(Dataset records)
- - - - -

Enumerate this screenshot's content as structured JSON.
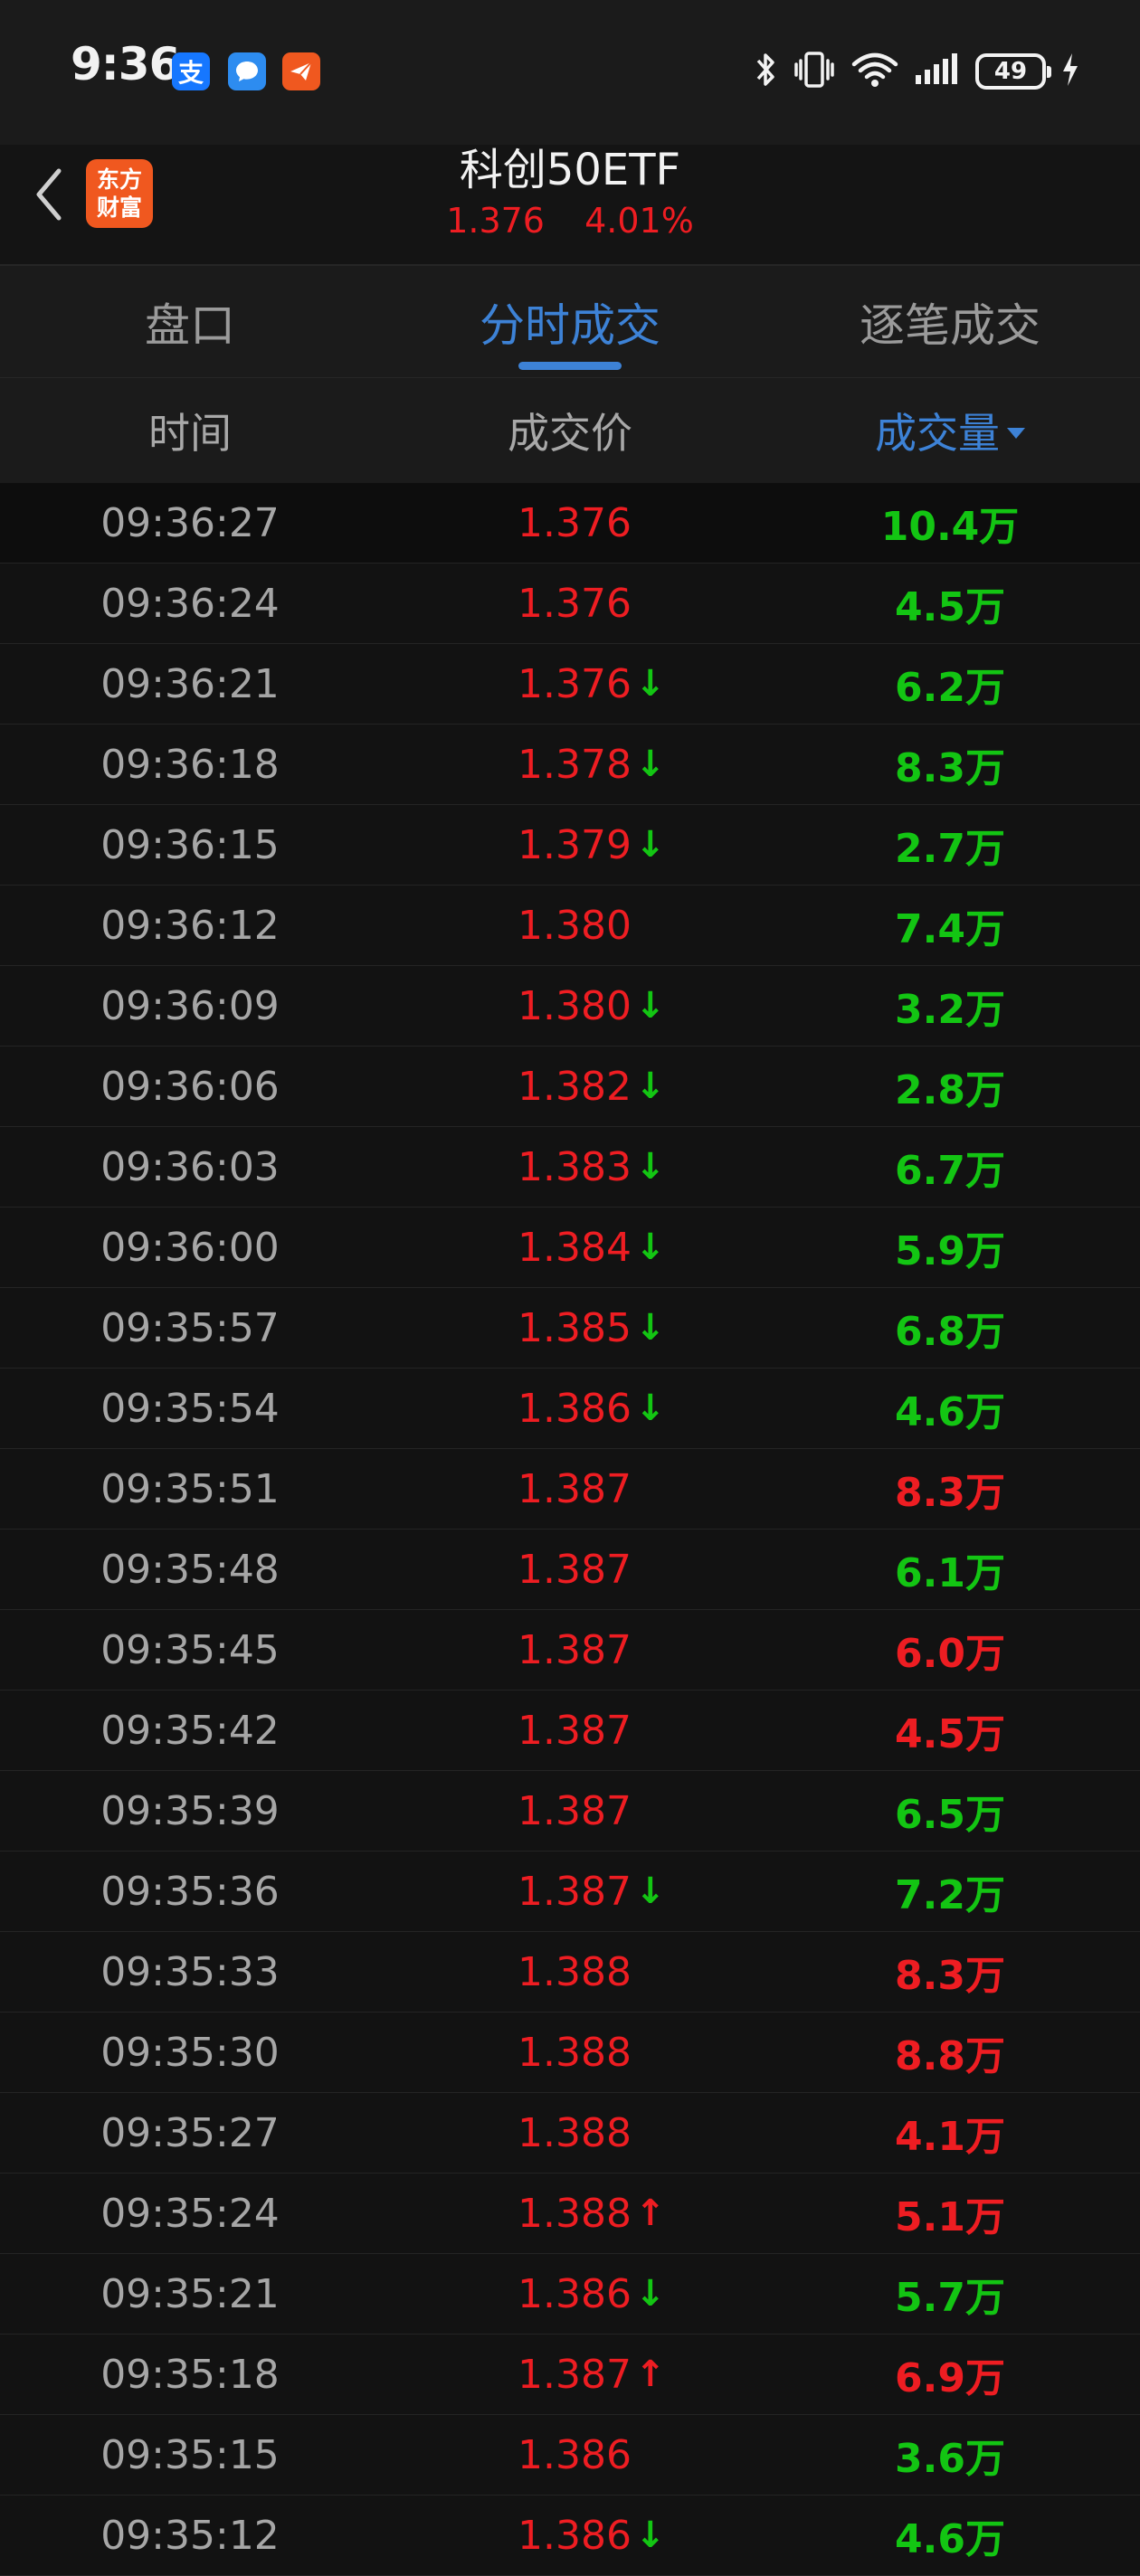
{
  "status_bar": {
    "time": "9:36",
    "app_icons": [
      {
        "name": "alipay-icon",
        "glyph": "支",
        "color": "#1677ff"
      },
      {
        "name": "chat-bubble-icon",
        "glyph": "●",
        "color": "#2d8cf0"
      },
      {
        "name": "paper-plane-icon",
        "glyph": "➤",
        "color": "#f0581f"
      }
    ],
    "battery": "49"
  },
  "header": {
    "title": "科创50ETF",
    "price": "1.376",
    "change_pct": "4.01%",
    "logo_line1": "东方",
    "logo_line2": "财富"
  },
  "tabs": [
    {
      "label": "盘口",
      "active": false
    },
    {
      "label": "分时成交",
      "active": true
    },
    {
      "label": "逐笔成交",
      "active": false
    }
  ],
  "columns": {
    "time": "时间",
    "price": "成交价",
    "volume": "成交量"
  },
  "trades": [
    {
      "time": "09:36:27",
      "price": "1.376",
      "dir": "",
      "volume": "10.4万",
      "vol_side": "down"
    },
    {
      "time": "09:36:24",
      "price": "1.376",
      "dir": "",
      "volume": "4.5万",
      "vol_side": "down"
    },
    {
      "time": "09:36:21",
      "price": "1.376",
      "dir": "↓",
      "volume": "6.2万",
      "vol_side": "down"
    },
    {
      "time": "09:36:18",
      "price": "1.378",
      "dir": "↓",
      "volume": "8.3万",
      "vol_side": "down"
    },
    {
      "time": "09:36:15",
      "price": "1.379",
      "dir": "↓",
      "volume": "2.7万",
      "vol_side": "down"
    },
    {
      "time": "09:36:12",
      "price": "1.380",
      "dir": "",
      "volume": "7.4万",
      "vol_side": "down"
    },
    {
      "time": "09:36:09",
      "price": "1.380",
      "dir": "↓",
      "volume": "3.2万",
      "vol_side": "down"
    },
    {
      "time": "09:36:06",
      "price": "1.382",
      "dir": "↓",
      "volume": "2.8万",
      "vol_side": "down"
    },
    {
      "time": "09:36:03",
      "price": "1.383",
      "dir": "↓",
      "volume": "6.7万",
      "vol_side": "down"
    },
    {
      "time": "09:36:00",
      "price": "1.384",
      "dir": "↓",
      "volume": "5.9万",
      "vol_side": "down"
    },
    {
      "time": "09:35:57",
      "price": "1.385",
      "dir": "↓",
      "volume": "6.8万",
      "vol_side": "down"
    },
    {
      "time": "09:35:54",
      "price": "1.386",
      "dir": "↓",
      "volume": "4.6万",
      "vol_side": "down"
    },
    {
      "time": "09:35:51",
      "price": "1.387",
      "dir": "",
      "volume": "8.3万",
      "vol_side": "up"
    },
    {
      "time": "09:35:48",
      "price": "1.387",
      "dir": "",
      "volume": "6.1万",
      "vol_side": "down"
    },
    {
      "time": "09:35:45",
      "price": "1.387",
      "dir": "",
      "volume": "6.0万",
      "vol_side": "up"
    },
    {
      "time": "09:35:42",
      "price": "1.387",
      "dir": "",
      "volume": "4.5万",
      "vol_side": "up"
    },
    {
      "time": "09:35:39",
      "price": "1.387",
      "dir": "",
      "volume": "6.5万",
      "vol_side": "down"
    },
    {
      "time": "09:35:36",
      "price": "1.387",
      "dir": "↓",
      "volume": "7.2万",
      "vol_side": "down"
    },
    {
      "time": "09:35:33",
      "price": "1.388",
      "dir": "",
      "volume": "8.3万",
      "vol_side": "up"
    },
    {
      "time": "09:35:30",
      "price": "1.388",
      "dir": "",
      "volume": "8.8万",
      "vol_side": "up"
    },
    {
      "time": "09:35:27",
      "price": "1.388",
      "dir": "",
      "volume": "4.1万",
      "vol_side": "up"
    },
    {
      "time": "09:35:24",
      "price": "1.388",
      "dir": "↑",
      "volume": "5.1万",
      "vol_side": "up"
    },
    {
      "time": "09:35:21",
      "price": "1.386",
      "dir": "↓",
      "volume": "5.7万",
      "vol_side": "down"
    },
    {
      "time": "09:35:18",
      "price": "1.387",
      "dir": "↑",
      "volume": "6.9万",
      "vol_side": "up"
    },
    {
      "time": "09:35:15",
      "price": "1.386",
      "dir": "",
      "volume": "3.6万",
      "vol_side": "down"
    },
    {
      "time": "09:35:12",
      "price": "1.386",
      "dir": "↓",
      "volume": "4.6万",
      "vol_side": "down"
    }
  ],
  "colors": {
    "up": "#ee1d22",
    "down": "#13c513",
    "accent": "#3d82d6",
    "brand": "#f0581f"
  }
}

- - - - -

The task — Go through the material above and count the lines that contain "name"; answer with the number alone.

Finished answer — 3